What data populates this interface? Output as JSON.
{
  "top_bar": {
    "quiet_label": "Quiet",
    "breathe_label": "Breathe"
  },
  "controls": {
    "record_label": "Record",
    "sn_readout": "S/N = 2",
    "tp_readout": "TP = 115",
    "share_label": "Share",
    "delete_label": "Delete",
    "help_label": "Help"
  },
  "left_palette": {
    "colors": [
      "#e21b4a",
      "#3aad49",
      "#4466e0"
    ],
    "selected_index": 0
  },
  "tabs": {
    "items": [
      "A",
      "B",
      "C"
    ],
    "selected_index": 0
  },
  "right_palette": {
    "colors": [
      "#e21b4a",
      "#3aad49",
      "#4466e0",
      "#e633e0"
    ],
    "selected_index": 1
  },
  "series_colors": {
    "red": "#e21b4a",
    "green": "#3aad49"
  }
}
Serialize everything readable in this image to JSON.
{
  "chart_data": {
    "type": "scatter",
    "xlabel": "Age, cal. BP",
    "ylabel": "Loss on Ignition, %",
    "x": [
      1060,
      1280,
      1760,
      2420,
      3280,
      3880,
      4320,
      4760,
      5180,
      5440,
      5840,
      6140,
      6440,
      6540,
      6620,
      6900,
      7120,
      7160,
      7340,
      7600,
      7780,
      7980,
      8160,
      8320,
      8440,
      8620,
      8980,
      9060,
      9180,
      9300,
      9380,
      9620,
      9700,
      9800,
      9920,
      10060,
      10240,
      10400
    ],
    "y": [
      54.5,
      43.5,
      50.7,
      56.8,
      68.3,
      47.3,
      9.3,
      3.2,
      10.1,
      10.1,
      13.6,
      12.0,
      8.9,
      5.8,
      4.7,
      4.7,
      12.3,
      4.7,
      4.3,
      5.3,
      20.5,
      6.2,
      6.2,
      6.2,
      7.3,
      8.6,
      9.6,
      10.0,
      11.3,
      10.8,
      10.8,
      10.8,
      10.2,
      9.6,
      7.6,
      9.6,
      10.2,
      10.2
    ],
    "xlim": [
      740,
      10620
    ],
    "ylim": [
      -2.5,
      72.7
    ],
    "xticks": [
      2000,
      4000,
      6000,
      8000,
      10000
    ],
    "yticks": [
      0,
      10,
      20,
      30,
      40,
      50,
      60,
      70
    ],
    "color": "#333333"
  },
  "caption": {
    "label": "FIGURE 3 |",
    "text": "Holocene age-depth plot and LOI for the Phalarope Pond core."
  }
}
-*-
▶ **Stated task**: Scan the data above; copy every line where "this" appears.

▶ **The response**:
What data populates this interface? Output as JSON.
Serialize everything readable in this image to JSON.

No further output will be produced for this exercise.